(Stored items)
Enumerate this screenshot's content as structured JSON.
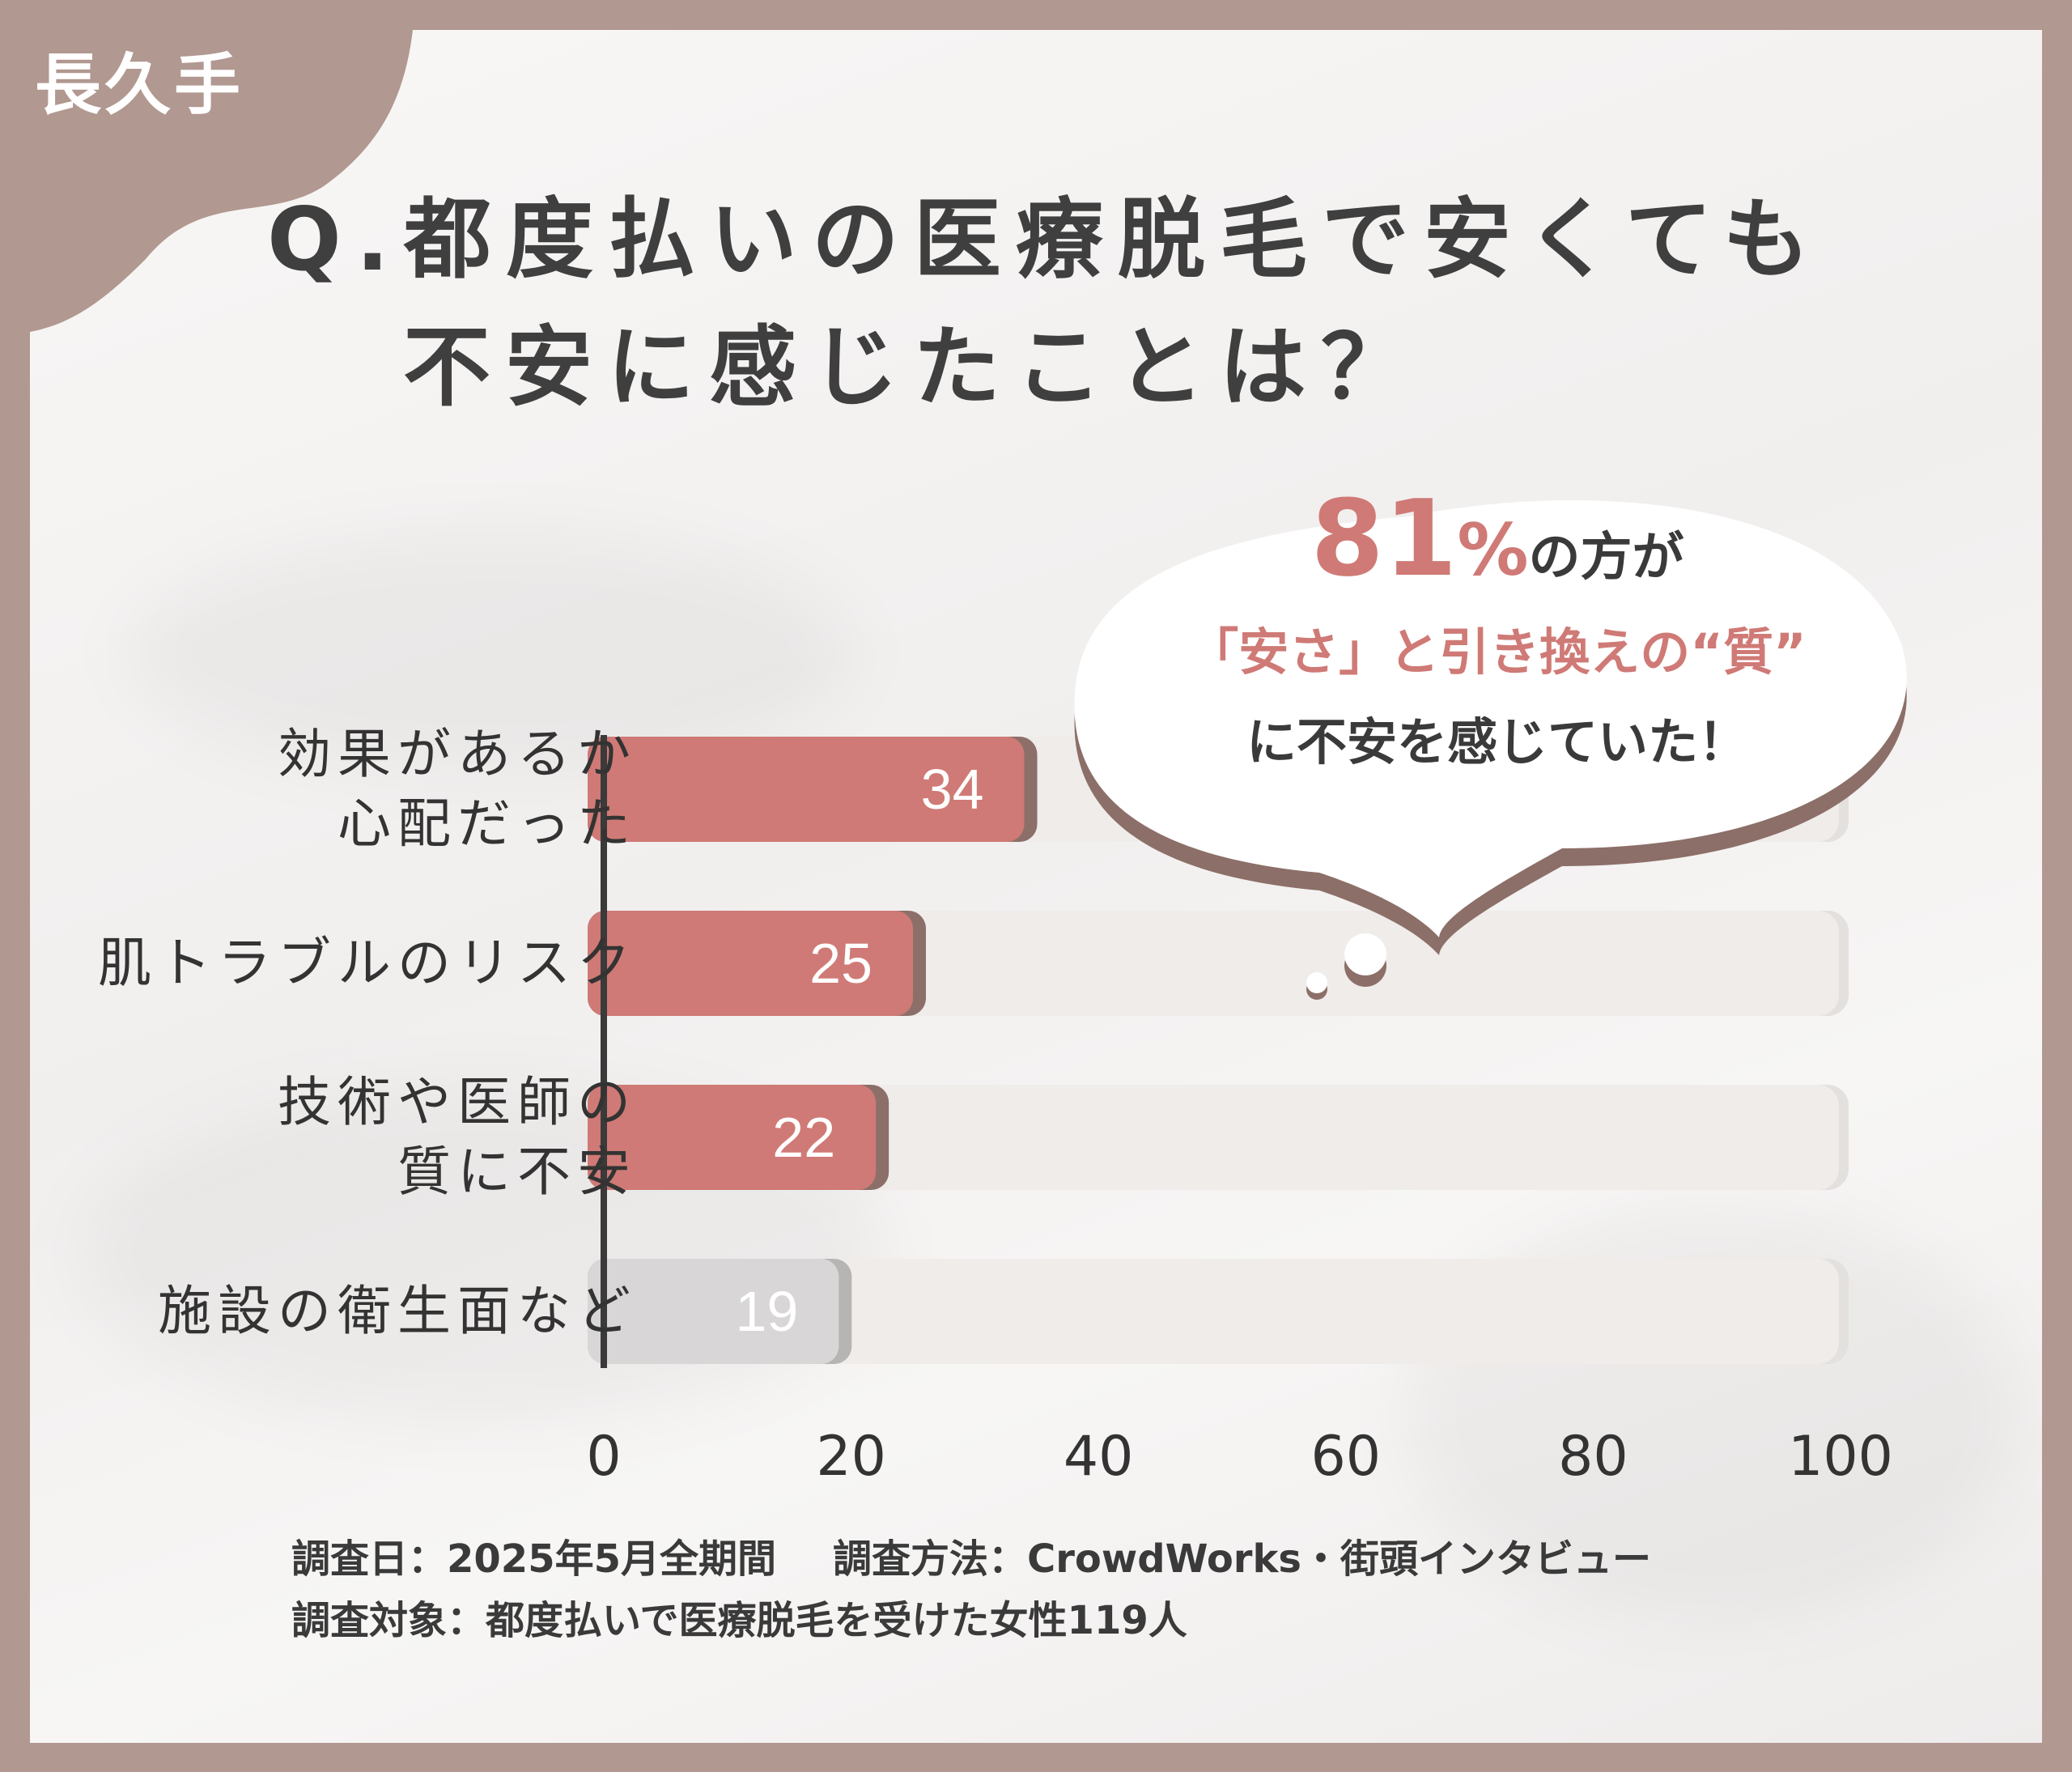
{
  "brand": "長久手",
  "title": {
    "line1": "Q.都度払いの医療脱毛で安くても",
    "line2": "不安に感じたことは？"
  },
  "callout": {
    "pct_number": "81",
    "pct_sign": "%",
    "line1_rest": "の方が",
    "line2": "「安さ」と引き換えの“質”",
    "line3": "に不安を感じていた！"
  },
  "colors": {
    "frame": "#b19890",
    "accent_bar": "#cf7a76",
    "bar_shadow": "#8c6f68",
    "gray_bar": "#d8d6d6",
    "track": "#efecea",
    "text": "#3f3f3f"
  },
  "chart_data": {
    "type": "bar",
    "orientation": "horizontal",
    "categories": [
      "効果があるか\n心配だった",
      "肌トラブルのリスク",
      "技術や医師の\n質に不安",
      "施設の衛生面など"
    ],
    "values": [
      34,
      25,
      22,
      19
    ],
    "value_labels": [
      "34",
      "25",
      "22",
      "19"
    ],
    "highlighted": [
      true,
      true,
      true,
      false
    ],
    "xlim": [
      0,
      100
    ],
    "xticks": [
      "0",
      "20",
      "40",
      "60",
      "80",
      "100"
    ],
    "grid": false
  },
  "footer": {
    "line1_a": "調査日：2025年5月全期間",
    "line1_b": "調査方法：CrowdWorks・街頭インタビュー",
    "line2": "調査対象：都度払いで医療脱毛を受けた女性119人"
  }
}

Directions for this task – Reproduce each record from above exactly; pictures do not belong in the copy.

Exercise result –
Enumerate this screenshot's content as structured JSON.
{
  "brand": "長久手",
  "title": {
    "line1": "Q.都度払いの医療脱毛で安くても",
    "line2": "不安に感じたことは？"
  },
  "callout": {
    "pct_number": "81",
    "pct_sign": "%",
    "line1_rest": "の方が",
    "line2": "「安さ」と引き換えの“質”",
    "line3": "に不安を感じていた！"
  },
  "colors": {
    "frame": "#b19890",
    "accent_bar": "#cf7a76",
    "bar_shadow": "#8c6f68",
    "gray_bar": "#d8d6d6",
    "track": "#efecea",
    "text": "#3f3f3f"
  },
  "chart_data": {
    "type": "bar",
    "orientation": "horizontal",
    "categories": [
      "効果があるか\n心配だった",
      "肌トラブルのリスク",
      "技術や医師の\n質に不安",
      "施設の衛生面など"
    ],
    "values": [
      34,
      25,
      22,
      19
    ],
    "value_labels": [
      "34",
      "25",
      "22",
      "19"
    ],
    "highlighted": [
      true,
      true,
      true,
      false
    ],
    "xlim": [
      0,
      100
    ],
    "xticks": [
      "0",
      "20",
      "40",
      "60",
      "80",
      "100"
    ],
    "grid": false
  },
  "footer": {
    "line1_a": "調査日：2025年5月全期間",
    "line1_b": "調査方法：CrowdWorks・街頭インタビュー",
    "line2": "調査対象：都度払いで医療脱毛を受けた女性119人"
  }
}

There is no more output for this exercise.